#### STATED TASK
Pull out every line with the word "title".

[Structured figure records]
%%
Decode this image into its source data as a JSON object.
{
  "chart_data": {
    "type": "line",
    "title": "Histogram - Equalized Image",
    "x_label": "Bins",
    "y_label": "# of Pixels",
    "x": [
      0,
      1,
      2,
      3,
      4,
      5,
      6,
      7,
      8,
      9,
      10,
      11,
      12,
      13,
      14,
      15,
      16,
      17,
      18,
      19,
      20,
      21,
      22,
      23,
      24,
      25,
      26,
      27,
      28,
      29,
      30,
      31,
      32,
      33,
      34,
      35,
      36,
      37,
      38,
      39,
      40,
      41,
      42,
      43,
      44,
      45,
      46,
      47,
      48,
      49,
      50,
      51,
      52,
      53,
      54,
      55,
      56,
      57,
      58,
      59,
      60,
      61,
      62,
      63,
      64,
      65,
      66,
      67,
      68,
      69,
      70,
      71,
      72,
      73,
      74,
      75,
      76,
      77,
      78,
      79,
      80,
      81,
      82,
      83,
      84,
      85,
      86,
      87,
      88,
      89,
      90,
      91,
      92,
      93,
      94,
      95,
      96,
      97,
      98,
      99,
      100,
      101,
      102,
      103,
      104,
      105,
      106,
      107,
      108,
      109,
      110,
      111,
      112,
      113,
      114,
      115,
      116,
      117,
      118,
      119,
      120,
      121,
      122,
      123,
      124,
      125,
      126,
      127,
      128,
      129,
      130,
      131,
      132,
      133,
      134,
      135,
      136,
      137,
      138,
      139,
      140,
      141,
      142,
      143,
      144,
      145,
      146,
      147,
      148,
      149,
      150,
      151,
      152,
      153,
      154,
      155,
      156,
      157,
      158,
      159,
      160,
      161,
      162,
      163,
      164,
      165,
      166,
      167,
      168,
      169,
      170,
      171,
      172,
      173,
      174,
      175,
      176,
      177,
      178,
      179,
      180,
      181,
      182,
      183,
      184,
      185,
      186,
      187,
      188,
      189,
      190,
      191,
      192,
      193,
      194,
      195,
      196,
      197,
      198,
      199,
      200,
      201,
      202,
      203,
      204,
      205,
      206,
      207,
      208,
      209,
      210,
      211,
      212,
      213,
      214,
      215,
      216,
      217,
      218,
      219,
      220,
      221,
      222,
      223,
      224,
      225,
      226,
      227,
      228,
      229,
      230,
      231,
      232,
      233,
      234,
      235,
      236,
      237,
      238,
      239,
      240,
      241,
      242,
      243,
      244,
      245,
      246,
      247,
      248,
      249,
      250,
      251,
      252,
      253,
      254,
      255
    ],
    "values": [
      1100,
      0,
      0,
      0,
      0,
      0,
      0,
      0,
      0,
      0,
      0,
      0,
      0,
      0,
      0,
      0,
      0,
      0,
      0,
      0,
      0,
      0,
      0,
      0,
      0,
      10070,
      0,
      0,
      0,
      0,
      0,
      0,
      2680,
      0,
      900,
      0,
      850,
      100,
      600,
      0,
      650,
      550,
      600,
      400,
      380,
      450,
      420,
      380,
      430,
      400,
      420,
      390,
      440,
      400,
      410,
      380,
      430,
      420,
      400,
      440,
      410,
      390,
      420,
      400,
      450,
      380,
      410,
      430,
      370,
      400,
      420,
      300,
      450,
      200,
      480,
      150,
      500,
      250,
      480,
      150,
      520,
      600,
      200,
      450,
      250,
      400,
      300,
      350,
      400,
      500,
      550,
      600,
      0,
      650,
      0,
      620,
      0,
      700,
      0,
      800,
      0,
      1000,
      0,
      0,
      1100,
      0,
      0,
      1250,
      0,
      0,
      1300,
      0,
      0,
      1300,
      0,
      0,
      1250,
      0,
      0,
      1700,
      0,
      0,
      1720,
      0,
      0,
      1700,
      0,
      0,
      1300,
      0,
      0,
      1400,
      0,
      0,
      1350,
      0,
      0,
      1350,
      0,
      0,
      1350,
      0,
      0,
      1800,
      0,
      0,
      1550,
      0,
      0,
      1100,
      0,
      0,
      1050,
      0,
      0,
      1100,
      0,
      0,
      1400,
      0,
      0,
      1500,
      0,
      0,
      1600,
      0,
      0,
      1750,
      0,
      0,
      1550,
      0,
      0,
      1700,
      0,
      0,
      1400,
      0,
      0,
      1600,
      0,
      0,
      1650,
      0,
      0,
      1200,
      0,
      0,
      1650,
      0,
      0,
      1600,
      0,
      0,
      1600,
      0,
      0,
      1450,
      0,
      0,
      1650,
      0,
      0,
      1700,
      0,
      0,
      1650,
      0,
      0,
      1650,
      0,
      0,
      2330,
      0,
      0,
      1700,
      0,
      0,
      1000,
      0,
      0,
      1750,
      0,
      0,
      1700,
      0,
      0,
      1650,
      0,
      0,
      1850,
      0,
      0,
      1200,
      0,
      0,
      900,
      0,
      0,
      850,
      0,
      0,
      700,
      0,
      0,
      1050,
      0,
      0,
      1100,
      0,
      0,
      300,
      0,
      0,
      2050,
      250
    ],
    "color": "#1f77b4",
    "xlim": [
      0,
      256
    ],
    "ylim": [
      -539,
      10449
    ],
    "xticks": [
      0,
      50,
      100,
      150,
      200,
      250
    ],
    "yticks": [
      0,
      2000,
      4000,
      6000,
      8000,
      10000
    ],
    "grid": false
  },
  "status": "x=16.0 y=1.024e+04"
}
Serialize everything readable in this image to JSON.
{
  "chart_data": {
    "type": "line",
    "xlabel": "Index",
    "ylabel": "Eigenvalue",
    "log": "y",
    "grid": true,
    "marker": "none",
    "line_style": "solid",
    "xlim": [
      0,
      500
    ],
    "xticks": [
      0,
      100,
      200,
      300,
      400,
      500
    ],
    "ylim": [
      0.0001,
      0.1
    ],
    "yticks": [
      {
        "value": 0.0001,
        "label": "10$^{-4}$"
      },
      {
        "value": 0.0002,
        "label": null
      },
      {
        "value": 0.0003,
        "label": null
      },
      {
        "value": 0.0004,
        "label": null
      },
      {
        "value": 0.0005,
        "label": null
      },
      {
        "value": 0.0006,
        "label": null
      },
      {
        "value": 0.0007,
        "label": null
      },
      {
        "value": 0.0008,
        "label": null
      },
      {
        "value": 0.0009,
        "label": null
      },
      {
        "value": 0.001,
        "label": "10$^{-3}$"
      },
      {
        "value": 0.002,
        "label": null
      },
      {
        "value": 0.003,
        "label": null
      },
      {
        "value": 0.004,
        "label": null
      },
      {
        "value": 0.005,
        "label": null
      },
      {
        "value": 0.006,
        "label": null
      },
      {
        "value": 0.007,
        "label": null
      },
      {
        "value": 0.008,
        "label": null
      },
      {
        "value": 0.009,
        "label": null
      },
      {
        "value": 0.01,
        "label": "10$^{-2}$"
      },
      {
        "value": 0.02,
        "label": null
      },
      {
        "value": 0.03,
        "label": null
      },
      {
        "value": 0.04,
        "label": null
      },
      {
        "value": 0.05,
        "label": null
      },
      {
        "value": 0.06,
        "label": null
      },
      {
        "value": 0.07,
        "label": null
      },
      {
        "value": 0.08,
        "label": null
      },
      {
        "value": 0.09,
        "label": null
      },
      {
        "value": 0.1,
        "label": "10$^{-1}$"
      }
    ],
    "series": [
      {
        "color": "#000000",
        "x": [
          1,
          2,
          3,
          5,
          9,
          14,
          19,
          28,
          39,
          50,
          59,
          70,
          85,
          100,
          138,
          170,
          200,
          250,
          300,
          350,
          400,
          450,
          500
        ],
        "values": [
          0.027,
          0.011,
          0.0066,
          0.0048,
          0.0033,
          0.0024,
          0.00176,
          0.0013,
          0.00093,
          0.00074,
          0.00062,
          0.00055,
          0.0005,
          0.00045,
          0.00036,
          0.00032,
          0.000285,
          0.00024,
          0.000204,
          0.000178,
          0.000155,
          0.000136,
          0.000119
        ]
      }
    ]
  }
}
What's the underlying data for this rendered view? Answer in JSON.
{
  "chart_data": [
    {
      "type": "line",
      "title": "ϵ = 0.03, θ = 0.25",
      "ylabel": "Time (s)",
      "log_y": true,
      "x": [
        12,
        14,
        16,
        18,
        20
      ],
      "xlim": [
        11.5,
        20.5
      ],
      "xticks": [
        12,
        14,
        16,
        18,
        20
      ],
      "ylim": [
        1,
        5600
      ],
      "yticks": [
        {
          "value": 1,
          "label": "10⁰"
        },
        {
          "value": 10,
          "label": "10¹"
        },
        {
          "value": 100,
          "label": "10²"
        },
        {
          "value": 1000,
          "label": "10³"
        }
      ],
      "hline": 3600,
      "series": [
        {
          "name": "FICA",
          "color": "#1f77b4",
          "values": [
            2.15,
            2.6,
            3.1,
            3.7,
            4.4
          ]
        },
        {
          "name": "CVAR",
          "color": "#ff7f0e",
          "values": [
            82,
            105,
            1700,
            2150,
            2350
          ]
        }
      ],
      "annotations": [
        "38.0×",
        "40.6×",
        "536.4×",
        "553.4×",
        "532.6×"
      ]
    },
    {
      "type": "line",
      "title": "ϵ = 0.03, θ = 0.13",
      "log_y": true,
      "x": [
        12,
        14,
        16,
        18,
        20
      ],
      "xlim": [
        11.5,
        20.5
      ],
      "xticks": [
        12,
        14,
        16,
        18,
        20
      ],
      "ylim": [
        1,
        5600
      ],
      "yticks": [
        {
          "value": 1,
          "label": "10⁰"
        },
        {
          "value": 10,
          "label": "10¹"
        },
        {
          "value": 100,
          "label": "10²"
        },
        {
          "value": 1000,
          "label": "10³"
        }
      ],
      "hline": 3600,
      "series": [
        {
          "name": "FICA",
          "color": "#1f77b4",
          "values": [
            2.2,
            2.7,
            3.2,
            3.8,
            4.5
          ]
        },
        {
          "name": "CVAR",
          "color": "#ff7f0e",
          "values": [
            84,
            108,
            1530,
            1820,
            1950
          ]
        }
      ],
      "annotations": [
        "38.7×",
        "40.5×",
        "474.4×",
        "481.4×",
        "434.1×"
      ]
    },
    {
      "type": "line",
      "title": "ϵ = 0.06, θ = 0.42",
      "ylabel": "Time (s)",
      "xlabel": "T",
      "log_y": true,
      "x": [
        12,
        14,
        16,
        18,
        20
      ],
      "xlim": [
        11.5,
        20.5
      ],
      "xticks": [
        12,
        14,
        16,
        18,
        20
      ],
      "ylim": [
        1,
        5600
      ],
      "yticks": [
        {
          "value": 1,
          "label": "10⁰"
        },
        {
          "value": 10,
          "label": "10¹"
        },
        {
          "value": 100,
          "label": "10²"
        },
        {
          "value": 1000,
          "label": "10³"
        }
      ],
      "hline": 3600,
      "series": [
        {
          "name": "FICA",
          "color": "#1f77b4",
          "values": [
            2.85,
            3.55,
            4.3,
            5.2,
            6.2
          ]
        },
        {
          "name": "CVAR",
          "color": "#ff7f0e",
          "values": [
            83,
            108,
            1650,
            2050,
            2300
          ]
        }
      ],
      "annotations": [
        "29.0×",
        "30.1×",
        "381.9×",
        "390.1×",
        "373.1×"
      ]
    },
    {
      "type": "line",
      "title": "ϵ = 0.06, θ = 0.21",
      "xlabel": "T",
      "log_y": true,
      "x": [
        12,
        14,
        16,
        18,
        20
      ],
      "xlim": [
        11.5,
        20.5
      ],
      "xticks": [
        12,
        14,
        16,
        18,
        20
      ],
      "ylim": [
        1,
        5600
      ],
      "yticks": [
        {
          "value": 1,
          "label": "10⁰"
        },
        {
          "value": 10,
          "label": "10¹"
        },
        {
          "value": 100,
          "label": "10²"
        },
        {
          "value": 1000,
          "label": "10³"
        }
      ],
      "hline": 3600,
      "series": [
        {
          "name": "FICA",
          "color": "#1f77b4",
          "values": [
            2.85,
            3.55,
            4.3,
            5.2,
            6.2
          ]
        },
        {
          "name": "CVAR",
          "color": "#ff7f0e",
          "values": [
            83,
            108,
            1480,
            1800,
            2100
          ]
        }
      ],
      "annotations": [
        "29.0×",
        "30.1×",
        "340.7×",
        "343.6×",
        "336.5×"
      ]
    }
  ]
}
%%
#### ANSWER
    "title": "Histogram - Equalized Image",
      "title": "ϵ = 0.03, θ = 0.25",
      "title": "ϵ = 0.03, θ = 0.13",
      "title": "ϵ = 0.06, θ = 0.42",
      "title": "ϵ = 0.06, θ = 0.21",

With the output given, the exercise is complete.